Directive:
Report the total number of lines that include the string "časťou", without any other text.

Data records:
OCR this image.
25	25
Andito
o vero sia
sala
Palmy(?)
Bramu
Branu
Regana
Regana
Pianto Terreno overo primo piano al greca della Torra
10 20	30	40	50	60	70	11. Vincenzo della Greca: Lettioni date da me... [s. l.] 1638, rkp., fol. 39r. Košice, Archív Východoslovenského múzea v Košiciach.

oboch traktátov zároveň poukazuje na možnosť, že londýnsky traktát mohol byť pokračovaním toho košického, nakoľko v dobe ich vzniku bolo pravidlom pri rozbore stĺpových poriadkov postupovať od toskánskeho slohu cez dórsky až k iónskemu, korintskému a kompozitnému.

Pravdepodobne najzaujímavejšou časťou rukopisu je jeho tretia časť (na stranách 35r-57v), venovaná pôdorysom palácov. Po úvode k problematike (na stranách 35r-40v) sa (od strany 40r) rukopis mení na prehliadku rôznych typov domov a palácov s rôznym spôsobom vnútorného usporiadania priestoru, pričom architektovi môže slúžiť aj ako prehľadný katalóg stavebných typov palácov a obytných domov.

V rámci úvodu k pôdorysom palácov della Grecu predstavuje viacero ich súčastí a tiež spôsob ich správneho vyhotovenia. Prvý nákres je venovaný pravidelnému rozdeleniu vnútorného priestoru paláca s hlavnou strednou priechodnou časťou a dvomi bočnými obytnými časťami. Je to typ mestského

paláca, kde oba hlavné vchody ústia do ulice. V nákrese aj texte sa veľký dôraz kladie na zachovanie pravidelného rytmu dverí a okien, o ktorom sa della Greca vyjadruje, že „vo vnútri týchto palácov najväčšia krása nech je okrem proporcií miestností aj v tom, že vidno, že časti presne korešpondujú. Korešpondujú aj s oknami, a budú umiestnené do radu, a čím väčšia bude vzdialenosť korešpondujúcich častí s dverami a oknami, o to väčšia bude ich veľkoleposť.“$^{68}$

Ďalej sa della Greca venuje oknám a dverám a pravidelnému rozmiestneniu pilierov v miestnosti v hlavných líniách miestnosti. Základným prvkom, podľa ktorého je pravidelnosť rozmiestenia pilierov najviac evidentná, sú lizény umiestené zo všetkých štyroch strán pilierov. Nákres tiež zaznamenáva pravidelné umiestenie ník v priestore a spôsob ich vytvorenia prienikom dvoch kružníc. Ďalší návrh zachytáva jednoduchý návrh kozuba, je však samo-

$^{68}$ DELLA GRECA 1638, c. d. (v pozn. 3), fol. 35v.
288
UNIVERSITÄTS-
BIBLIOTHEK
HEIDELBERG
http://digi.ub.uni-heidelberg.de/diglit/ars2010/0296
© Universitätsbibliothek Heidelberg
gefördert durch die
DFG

Written answer:
2